* EXERCISE: Rewrite the rows from the one containing "List UI elements" through the one containing "strength-value-cell: 4375 bbox=[413, 465, 444, 481]", replacing "Nylon" with "Polyester" and leaving everything else the same. Leave the picture out.

* DATA ENTRIES:
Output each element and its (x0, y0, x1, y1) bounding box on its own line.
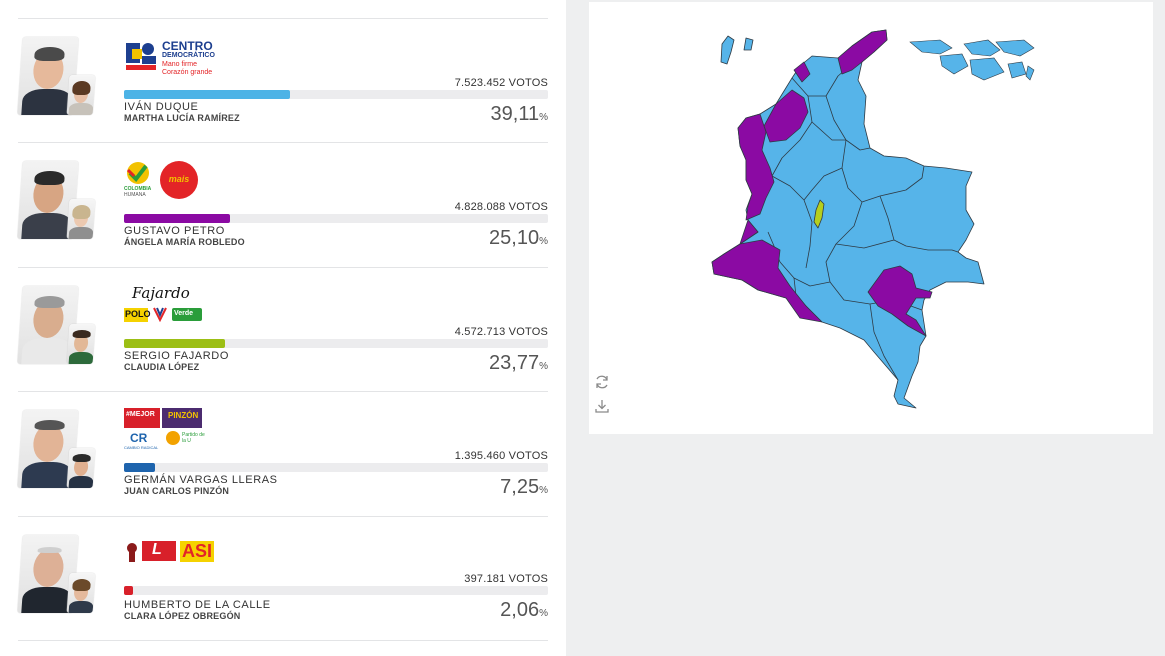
---
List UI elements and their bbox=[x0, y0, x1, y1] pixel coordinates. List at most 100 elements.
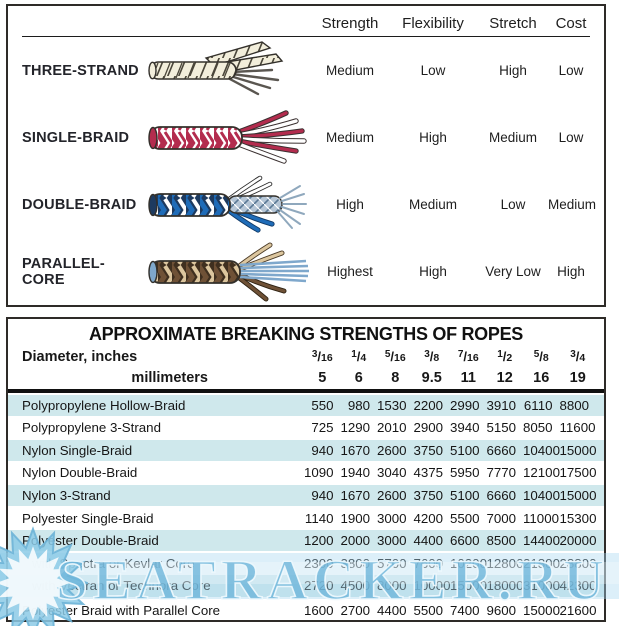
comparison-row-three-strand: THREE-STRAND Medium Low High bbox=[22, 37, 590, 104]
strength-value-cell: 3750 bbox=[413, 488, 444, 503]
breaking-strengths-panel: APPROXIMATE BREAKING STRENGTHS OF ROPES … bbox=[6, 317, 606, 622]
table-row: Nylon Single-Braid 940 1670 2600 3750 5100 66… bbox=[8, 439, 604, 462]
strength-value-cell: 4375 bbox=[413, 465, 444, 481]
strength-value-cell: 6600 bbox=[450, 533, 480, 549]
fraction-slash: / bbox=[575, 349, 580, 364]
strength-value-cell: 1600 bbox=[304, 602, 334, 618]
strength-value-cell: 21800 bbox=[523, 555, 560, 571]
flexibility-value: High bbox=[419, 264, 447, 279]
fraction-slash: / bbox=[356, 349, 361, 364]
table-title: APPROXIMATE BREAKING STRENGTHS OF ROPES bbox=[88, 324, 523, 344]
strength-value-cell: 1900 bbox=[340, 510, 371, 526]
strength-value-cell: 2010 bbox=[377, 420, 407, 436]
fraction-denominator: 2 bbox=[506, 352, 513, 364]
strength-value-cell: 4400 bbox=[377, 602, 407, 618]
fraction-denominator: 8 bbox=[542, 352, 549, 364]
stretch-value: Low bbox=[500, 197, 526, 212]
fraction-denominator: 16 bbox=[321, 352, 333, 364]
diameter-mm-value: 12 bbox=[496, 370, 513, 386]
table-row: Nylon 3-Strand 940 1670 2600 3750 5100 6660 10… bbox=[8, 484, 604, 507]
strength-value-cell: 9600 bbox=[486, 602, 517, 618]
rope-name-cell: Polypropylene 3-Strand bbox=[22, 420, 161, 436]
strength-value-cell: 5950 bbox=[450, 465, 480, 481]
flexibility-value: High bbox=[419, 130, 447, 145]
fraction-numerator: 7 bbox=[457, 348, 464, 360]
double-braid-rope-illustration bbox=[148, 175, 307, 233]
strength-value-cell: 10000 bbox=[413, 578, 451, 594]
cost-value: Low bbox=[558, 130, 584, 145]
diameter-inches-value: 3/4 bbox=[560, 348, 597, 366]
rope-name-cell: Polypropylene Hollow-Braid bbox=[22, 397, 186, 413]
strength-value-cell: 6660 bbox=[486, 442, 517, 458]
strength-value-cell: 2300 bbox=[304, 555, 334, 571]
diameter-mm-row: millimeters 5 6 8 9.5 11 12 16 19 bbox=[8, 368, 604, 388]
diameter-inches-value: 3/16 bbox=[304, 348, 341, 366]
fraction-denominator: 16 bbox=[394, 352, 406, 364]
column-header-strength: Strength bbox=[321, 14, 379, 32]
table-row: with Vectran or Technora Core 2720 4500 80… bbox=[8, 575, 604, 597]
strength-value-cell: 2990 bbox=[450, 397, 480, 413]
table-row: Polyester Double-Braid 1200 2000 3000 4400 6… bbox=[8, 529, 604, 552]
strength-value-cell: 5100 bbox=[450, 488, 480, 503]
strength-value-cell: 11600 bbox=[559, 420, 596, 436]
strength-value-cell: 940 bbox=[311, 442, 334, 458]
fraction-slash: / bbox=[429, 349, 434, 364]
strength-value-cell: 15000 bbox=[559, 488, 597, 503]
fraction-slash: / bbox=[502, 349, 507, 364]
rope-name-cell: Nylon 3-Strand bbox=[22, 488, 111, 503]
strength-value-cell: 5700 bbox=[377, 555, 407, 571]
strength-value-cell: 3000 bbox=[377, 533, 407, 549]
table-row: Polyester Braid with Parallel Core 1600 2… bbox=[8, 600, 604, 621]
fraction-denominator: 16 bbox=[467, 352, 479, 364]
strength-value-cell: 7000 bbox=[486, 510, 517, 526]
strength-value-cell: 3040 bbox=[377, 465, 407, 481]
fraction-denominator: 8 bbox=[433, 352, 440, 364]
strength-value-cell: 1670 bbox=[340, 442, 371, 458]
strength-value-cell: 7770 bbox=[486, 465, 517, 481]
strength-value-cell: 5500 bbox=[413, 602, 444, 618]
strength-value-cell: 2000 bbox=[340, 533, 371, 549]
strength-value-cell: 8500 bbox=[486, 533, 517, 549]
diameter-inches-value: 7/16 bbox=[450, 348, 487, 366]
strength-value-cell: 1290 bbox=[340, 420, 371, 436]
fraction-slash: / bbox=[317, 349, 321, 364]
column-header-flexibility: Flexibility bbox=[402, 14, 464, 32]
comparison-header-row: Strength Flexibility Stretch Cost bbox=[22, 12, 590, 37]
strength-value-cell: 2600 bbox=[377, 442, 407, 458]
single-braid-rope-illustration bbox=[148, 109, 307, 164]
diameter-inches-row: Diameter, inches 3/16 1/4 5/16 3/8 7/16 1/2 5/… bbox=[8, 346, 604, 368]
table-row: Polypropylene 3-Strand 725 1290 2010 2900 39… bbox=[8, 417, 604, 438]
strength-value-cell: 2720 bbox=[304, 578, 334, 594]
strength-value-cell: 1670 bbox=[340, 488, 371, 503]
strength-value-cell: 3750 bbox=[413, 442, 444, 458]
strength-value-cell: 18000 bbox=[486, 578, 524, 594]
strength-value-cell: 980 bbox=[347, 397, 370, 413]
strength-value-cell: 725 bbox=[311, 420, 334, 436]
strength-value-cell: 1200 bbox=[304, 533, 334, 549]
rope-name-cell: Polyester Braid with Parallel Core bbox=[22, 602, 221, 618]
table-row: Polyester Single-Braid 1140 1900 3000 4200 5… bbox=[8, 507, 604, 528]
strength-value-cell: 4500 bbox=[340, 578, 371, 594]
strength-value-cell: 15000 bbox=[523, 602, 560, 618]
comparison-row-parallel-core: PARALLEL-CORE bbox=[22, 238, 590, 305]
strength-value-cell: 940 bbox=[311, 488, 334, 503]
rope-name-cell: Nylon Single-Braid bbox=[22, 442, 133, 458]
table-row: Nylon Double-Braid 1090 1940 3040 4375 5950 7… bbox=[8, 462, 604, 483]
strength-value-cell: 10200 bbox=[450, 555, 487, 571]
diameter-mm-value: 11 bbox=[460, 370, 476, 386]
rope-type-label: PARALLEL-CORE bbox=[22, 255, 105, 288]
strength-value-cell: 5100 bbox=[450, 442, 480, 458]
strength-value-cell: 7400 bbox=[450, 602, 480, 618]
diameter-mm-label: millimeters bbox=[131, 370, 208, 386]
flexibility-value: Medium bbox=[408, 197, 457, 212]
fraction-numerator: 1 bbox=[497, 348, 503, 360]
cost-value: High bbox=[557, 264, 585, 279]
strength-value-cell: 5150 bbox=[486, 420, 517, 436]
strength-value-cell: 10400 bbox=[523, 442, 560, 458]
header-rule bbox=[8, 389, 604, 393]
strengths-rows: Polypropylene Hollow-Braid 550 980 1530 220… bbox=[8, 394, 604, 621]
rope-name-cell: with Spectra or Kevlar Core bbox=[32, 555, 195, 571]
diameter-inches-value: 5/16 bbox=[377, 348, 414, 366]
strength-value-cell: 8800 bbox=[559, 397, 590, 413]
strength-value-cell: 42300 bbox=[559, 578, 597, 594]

* ANSWER IN FULL:
List UI elements and their bbox=[x0, y0, x1, y1] pixel coordinates. List at most 100 elements.
comparison-row-three-strand: THREE-STRAND Medium Low High bbox=[22, 37, 590, 104]
strength-value-cell: 3750 bbox=[413, 488, 444, 503]
breaking-strengths-panel: APPROXIMATE BREAKING STRENGTHS OF ROPES … bbox=[6, 317, 606, 622]
table-row: Polyester Single-Braid 940 1670 2600 3750 5100 66… bbox=[8, 439, 604, 462]
strength-value-cell: 4375 bbox=[413, 465, 444, 481]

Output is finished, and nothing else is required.